▸ **DIRECTIVE**:
Don't copy the pictures; return every other part of the records exactly.

▸ **SUPPLIED RECORDS**:
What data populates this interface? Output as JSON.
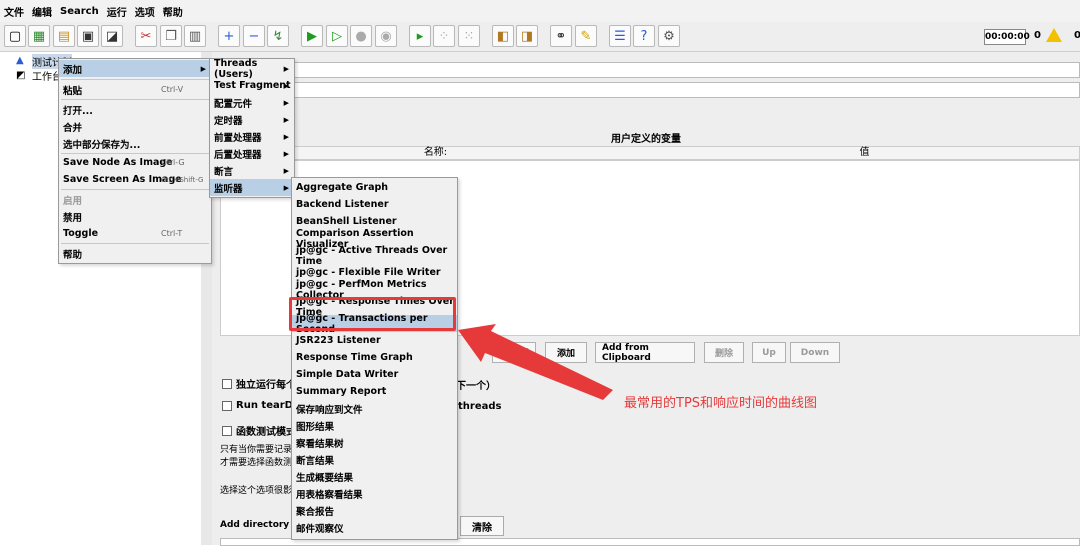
{
  "menubar": {
    "items": [
      "文件",
      "编辑",
      "Search",
      "运行",
      "选项",
      "帮助"
    ]
  },
  "toolbar": {
    "timer": "00:00:00",
    "error_count": "0",
    "warning_count": "0"
  },
  "tree": {
    "root_label": "测试计划",
    "workbench_label": "工作台"
  },
  "panel": {
    "vars_title": "用户定义的变量",
    "col_name": "名称:",
    "col_value": "值",
    "buttons": {
      "detail": "Detail",
      "add": "添加",
      "add_clipboard": "Add from Clipboard",
      "delete": "删除",
      "up": "Up",
      "down": "Down"
    },
    "check_independent": "独立运行每个",
    "check_independent_tail": "下一个）",
    "check_teardown": "Run tearDown",
    "check_teardown_tail": "threads",
    "check_functional": "函数测试模式",
    "note1": "只有当你需要记录",
    "note2": "才需要选择函数测",
    "note3": "选择这个选项很影响",
    "add_dir_label": "Add directory or j",
    "clear_button": "清除"
  },
  "context_menu": {
    "items": [
      {
        "label": "添加",
        "shortcut": "",
        "submenu": true,
        "selected": true
      },
      {
        "label": "粘贴",
        "shortcut": "Ctrl-V"
      },
      {
        "label": "打开...",
        "shortcut": ""
      },
      {
        "label": "合并",
        "shortcut": ""
      },
      {
        "label": "选中部分保存为...",
        "shortcut": ""
      },
      {
        "label": "Save Node As Image",
        "shortcut": "Ctrl-G"
      },
      {
        "label": "Save Screen As Image",
        "shortcut": "Ctrl+Shift-G"
      },
      {
        "label": "启用",
        "shortcut": "",
        "disabled": true
      },
      {
        "label": "禁用",
        "shortcut": ""
      },
      {
        "label": "Toggle",
        "shortcut": "Ctrl-T"
      },
      {
        "label": "帮助",
        "shortcut": ""
      }
    ]
  },
  "add_submenu": {
    "items": [
      {
        "label": "Threads (Users)"
      },
      {
        "label": "Test Fragment"
      },
      {
        "label": "配置元件"
      },
      {
        "label": "定时器"
      },
      {
        "label": "前置处理器"
      },
      {
        "label": "后置处理器"
      },
      {
        "label": "断言"
      },
      {
        "label": "监听器",
        "selected": true
      }
    ]
  },
  "listener_submenu": {
    "items": [
      "Aggregate Graph",
      "Backend Listener",
      "BeanShell Listener",
      "Comparison Assertion Visualizer",
      "jp@gc - Active Threads Over Time",
      "jp@gc - Flexible File Writer",
      "jp@gc - PerfMon Metrics Collector",
      "jp@gc - Response Times Over Time",
      "jp@gc - Transactions per Second",
      "JSR223 Listener",
      "Response Time Graph",
      "Simple Data Writer",
      "Summary Report",
      "保存响应到文件",
      "图形结果",
      "察看结果树",
      "断言结果",
      "生成概要结果",
      "用表格察看结果",
      "聚合报告",
      "邮件观察仪"
    ],
    "selected_index": 8
  },
  "annotation": {
    "text": "最常用的TPS和响应时间的曲线图",
    "color": "#e63a3a"
  }
}
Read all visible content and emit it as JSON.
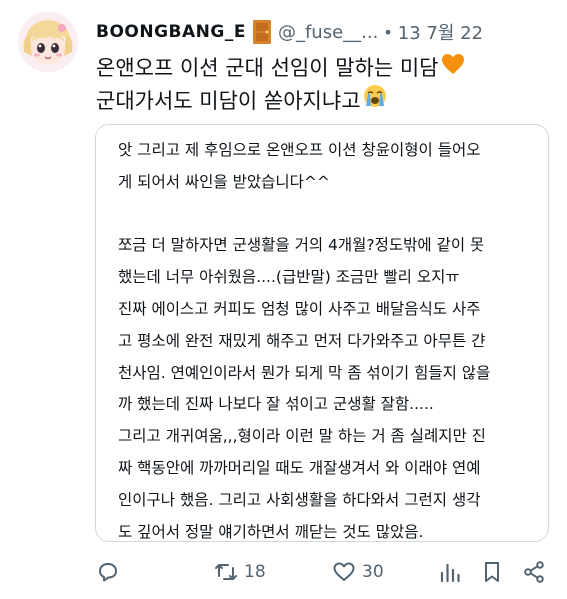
{
  "tweet": {
    "display_name": "BOONGBANG_E",
    "handle": "@_fuse__...",
    "separator": "•",
    "timestamp": "13 7월 22",
    "text_lines": [
      "온앤오프 이션 군대 선임이 말하는 미담",
      "군대가서도 미담이 쏟아지냐고"
    ],
    "emojis": [
      "orange-heart",
      "loudly-crying-face"
    ],
    "author_icon": "door-icon"
  },
  "card": {
    "lines": [
      "앗 그리고 제 후임으로 온앤오프 이션 창윤이형이 들어오",
      "게 되어서 싸인을 받았습니다^^",
      "",
      "",
      "쪼금 더 말하자면 군생활을 거의 4개월?정도밖에 같이 못",
      "했는데 너무 아쉬웠음....(급반말) 조금만 빨리 오지ㅠ",
      "진짜 에이스고 커피도 엄청 많이 사주고 배달음식도 사주",
      "고 평소에 완전 재밌게 해주고 먼저 다가와주고 아무튼 갼",
      "천사임. 연예인이라서 뭔가 되게 막 좀 섞이기 힘들지 않을",
      "까 했는데 진짜 나보다 잘 섞이고 군생활 잘함.....",
      "그리고 개귀여움,,,형이라 이런 말 하는 거 좀 실례지만 진",
      "짜 핵동안에 까까머리일 때도 개잘생겨서 와 이래야 연예",
      "인이구나 했음. 그리고 사회생활을 하다와서 그런지 생각",
      "도 깊어서 정말 얘기하면서 깨닫는 것도 많았음."
    ]
  },
  "actions": {
    "reply_icon": "reply-icon",
    "retweet_count": "18",
    "like_count": "30",
    "icons": [
      "reply-icon",
      "retweet-icon",
      "like-icon",
      "views-icon",
      "bookmark-icon",
      "share-icon"
    ]
  },
  "colors": {
    "text": "#0f1419",
    "secondary": "#536471",
    "border": "#cfd9de",
    "heart": "#f4900c",
    "door": "#d9822b"
  }
}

▸ **WRITTEN RESPONSE**:
What data populates this interface? Output as JSON.
{
  "menubar": {
    "items": [
      "文件",
      "编辑",
      "Search",
      "运行",
      "选项",
      "帮助"
    ]
  },
  "toolbar": {
    "timer": "00:00:00",
    "error_count": "0",
    "warning_count": "0"
  },
  "tree": {
    "root_label": "测试计划",
    "workbench_label": "工作台"
  },
  "panel": {
    "vars_title": "用户定义的变量",
    "col_name": "名称:",
    "col_value": "值",
    "buttons": {
      "detail": "Detail",
      "add": "添加",
      "add_clipboard": "Add from Clipboard",
      "delete": "删除",
      "up": "Up",
      "down": "Down"
    },
    "check_independent": "独立运行每个",
    "check_independent_tail": "下一个）",
    "check_teardown": "Run tearDown",
    "check_teardown_tail": "threads",
    "check_functional": "函数测试模式",
    "note1": "只有当你需要记录",
    "note2": "才需要选择函数测",
    "note3": "选择这个选项很影响",
    "add_dir_label": "Add directory or j",
    "clear_button": "清除"
  },
  "context_menu": {
    "items": [
      {
        "label": "添加",
        "shortcut": "",
        "submenu": true,
        "selected": true
      },
      {
        "label": "粘贴",
        "shortcut": "Ctrl-V"
      },
      {
        "label": "打开...",
        "shortcut": ""
      },
      {
        "label": "合并",
        "shortcut": ""
      },
      {
        "label": "选中部分保存为...",
        "shortcut": ""
      },
      {
        "label": "Save Node As Image",
        "shortcut": "Ctrl-G"
      },
      {
        "label": "Save Screen As Image",
        "shortcut": "Ctrl+Shift-G"
      },
      {
        "label": "启用",
        "shortcut": "",
        "disabled": true
      },
      {
        "label": "禁用",
        "shortcut": ""
      },
      {
        "label": "Toggle",
        "shortcut": "Ctrl-T"
      },
      {
        "label": "帮助",
        "shortcut": ""
      }
    ]
  },
  "add_submenu": {
    "items": [
      {
        "label": "Threads (Users)"
      },
      {
        "label": "Test Fragment"
      },
      {
        "label": "配置元件"
      },
      {
        "label": "定时器"
      },
      {
        "label": "前置处理器"
      },
      {
        "label": "后置处理器"
      },
      {
        "label": "断言"
      },
      {
        "label": "监听器",
        "selected": true
      }
    ]
  },
  "listener_submenu": {
    "items": [
      "Aggregate Graph",
      "Backend Listener",
      "BeanShell Listener",
      "Comparison Assertion Visualizer",
      "jp@gc - Active Threads Over Time",
      "jp@gc - Flexible File Writer",
      "jp@gc - PerfMon Metrics Collector",
      "jp@gc - Response Times Over Time",
      "jp@gc - Transactions per Second",
      "JSR223 Listener",
      "Response Time Graph",
      "Simple Data Writer",
      "Summary Report",
      "保存响应到文件",
      "图形结果",
      "察看结果树",
      "断言结果",
      "生成概要结果",
      "用表格察看结果",
      "聚合报告",
      "邮件观察仪"
    ],
    "selected_index": 8
  },
  "annotation": {
    "text": "最常用的TPS和响应时间的曲线图",
    "color": "#e63a3a"
  }
}
Read all visible content and emit it as JSON.
{
  "tweet": {
    "display_name": "BOONGBANG_E",
    "handle": "@_fuse__...",
    "separator": "•",
    "timestamp": "13 7월 22",
    "text_lines": [
      "온앤오프 이션 군대 선임이 말하는 미담",
      "군대가서도 미담이 쏟아지냐고"
    ],
    "emojis": [
      "orange-heart",
      "loudly-crying-face"
    ],
    "author_icon": "door-icon"
  },
  "card": {
    "lines": [
      "앗 그리고 제 후임으로 온앤오프 이션 창윤이형이 들어오",
      "게 되어서 싸인을 받았습니다^^",
      "",
      "",
      "쪼금 더 말하자면 군생활을 거의 4개월?정도밖에 같이 못",
      "했는데 너무 아쉬웠음....(급반말) 조금만 빨리 오지ㅠ",
      "진짜 에이스고 커피도 엄청 많이 사주고 배달음식도 사주",
      "고 평소에 완전 재밌게 해주고 먼저 다가와주고 아무튼 갼",
      "천사임. 연예인이라서 뭔가 되게 막 좀 섞이기 힘들지 않을",
      "까 했는데 진짜 나보다 잘 섞이고 군생활 잘함.....",
      "그리고 개귀여움,,,형이라 이런 말 하는 거 좀 실례지만 진",
      "짜 핵동안에 까까머리일 때도 개잘생겨서 와 이래야 연예",
      "인이구나 했음. 그리고 사회생활을 하다와서 그런지 생각",
      "도 깊어서 정말 얘기하면서 깨닫는 것도 많았음."
    ]
  },
  "actions": {
    "reply_icon": "reply-icon",
    "retweet_count": "18",
    "like_count": "30",
    "icons": [
      "reply-icon",
      "retweet-icon",
      "like-icon",
      "views-icon",
      "bookmark-icon",
      "share-icon"
    ]
  },
  "colors": {
    "text": "#0f1419",
    "secondary": "#536471",
    "border": "#cfd9de",
    "heart": "#f4900c",
    "door": "#d9822b"
  }
}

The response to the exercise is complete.